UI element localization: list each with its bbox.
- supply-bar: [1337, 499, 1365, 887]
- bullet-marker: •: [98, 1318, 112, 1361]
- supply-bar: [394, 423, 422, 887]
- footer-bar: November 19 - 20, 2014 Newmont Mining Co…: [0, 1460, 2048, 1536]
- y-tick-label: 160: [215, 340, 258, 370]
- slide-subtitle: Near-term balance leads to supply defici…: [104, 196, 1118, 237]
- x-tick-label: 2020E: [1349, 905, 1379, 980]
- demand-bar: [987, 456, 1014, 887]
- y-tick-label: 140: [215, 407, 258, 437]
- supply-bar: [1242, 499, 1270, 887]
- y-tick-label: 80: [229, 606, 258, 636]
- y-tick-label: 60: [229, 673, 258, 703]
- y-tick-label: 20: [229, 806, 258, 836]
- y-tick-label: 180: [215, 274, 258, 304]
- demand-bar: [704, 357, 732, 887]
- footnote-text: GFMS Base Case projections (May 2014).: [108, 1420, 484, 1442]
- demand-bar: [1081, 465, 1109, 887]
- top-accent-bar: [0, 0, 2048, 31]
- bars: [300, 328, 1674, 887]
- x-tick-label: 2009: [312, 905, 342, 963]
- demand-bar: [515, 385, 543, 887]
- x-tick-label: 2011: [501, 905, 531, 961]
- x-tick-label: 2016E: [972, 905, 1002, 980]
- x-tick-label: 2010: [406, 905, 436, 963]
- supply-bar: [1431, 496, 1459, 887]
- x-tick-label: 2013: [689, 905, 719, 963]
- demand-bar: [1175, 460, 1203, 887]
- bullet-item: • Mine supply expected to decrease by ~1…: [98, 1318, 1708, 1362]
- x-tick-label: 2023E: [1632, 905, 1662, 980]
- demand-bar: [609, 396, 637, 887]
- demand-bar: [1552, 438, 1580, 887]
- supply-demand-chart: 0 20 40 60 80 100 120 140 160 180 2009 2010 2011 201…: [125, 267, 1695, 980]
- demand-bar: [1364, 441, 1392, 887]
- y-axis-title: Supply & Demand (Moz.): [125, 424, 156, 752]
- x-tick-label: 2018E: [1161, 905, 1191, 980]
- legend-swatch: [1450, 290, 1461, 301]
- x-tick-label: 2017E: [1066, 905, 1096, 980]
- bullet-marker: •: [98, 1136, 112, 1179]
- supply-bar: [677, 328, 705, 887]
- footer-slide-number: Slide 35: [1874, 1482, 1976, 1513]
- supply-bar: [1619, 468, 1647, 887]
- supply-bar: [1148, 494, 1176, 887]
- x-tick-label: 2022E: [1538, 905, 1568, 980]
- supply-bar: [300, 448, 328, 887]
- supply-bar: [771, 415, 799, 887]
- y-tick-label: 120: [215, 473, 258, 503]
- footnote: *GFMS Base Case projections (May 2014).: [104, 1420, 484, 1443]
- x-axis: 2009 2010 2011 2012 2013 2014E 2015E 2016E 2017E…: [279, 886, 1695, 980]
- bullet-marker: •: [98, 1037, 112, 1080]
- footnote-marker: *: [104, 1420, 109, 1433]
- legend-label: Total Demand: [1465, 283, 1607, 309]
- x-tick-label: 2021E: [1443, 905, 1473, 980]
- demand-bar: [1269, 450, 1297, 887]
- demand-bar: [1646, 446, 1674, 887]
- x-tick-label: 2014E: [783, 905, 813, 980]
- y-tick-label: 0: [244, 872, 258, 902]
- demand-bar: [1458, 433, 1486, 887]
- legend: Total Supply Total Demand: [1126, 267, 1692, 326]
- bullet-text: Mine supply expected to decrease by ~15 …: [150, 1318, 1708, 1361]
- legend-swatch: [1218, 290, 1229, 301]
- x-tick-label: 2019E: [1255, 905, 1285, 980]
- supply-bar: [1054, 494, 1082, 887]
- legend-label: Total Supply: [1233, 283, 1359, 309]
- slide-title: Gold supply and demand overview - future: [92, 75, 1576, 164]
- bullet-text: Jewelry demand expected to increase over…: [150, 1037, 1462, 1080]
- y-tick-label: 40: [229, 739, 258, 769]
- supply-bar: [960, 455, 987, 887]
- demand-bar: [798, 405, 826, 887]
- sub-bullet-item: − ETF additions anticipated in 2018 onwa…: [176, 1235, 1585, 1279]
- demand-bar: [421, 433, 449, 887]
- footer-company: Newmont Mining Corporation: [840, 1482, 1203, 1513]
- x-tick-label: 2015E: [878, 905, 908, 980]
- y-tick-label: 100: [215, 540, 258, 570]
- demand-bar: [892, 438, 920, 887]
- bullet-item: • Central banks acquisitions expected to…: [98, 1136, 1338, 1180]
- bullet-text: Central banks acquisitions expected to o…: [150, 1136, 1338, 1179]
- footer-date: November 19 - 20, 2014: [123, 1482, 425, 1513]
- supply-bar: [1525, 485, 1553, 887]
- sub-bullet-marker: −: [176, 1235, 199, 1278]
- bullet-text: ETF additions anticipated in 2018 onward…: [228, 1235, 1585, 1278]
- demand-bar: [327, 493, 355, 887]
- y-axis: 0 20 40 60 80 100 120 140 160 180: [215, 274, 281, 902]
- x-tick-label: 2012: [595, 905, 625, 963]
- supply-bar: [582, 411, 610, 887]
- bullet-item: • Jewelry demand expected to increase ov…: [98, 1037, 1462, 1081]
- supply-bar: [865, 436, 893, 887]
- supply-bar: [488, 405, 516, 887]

SET PROBLEM: Render the stretch of data from its first line through the line containing "- demand-bar: [1364, 441, 1392, 887]" as a JSON list of strings, one string per line, leaving out blank lines.

FULL OUTPUT:
[
  "UI element localization: list each with its bbox.",
  "- supply-bar: [1337, 499, 1365, 887]",
  "- bullet-marker: •: [98, 1318, 112, 1361]",
  "- supply-bar: [394, 423, 422, 887]",
  "- footer-bar: November 19 - 20, 2014 Newmont Mining Co…: [0, 1460, 2048, 1536]",
  "- y-tick-label: 160: [215, 340, 258, 370]",
  "- slide-subtitle: Near-term balance leads to supply defici…: [104, 196, 1118, 237]",
  "- x-tick-label: 2020E: [1349, 905, 1379, 980]",
  "- demand-bar: [987, 456, 1014, 887]",
  "- y-tick-label: 140: [215, 407, 258, 437]",
  "- supply-bar: [1242, 499, 1270, 887]",
  "- y-tick-label: 80: [229, 606, 258, 636]",
  "- y-tick-label: 60: [229, 673, 258, 703]",
  "- y-tick-label: 20: [229, 806, 258, 836]",
  "- y-tick-label: 180: [215, 274, 258, 304]",
  "- demand-bar: [704, 357, 732, 887]",
  "- footnote-text: GFMS Base Case projections (May 2014).: [108, 1420, 484, 1442]",
  "- demand-bar: [1081, 465, 1109, 887]",
  "- top-accent-bar: [0, 0, 2048, 31]",
  "- bars: [300, 328, 1674, 887]",
  "- x-tick-label: 2009: [312, 905, 342, 963]",
  "- demand-bar: [515, 385, 543, 887]",
  "- x-tick-label: 2011: [501, 905, 531, 961]",
  "- x-tick-label: 2016E: [972, 905, 1002, 980]",
  "- x-tick-label: 2010: [406, 905, 436, 963]",
  "- supply-bar: [1431, 496, 1459, 887]",
  "- x-tick-label: 2013: [689, 905, 719, 963]",
  "- demand-bar: [1175, 460, 1203, 887]",
  "- bullet-item: • Mine supply expected to decrease by ~1…: [98, 1318, 1708, 1362]",
  "- x-tick-label: 2023E: [1632, 905, 1662, 980]",
  "- demand-bar: [609, 396, 637, 887]",
  "- demand-bar: [1552, 438, 1580, 887]",
  "- supply-demand-chart: 0 20 40 60 80 100 120 140 160 180 2009 2010 2011 201…: [125, 267, 1695, 980]",
  "- demand-bar: [1364, 441, 1392, 887]"
]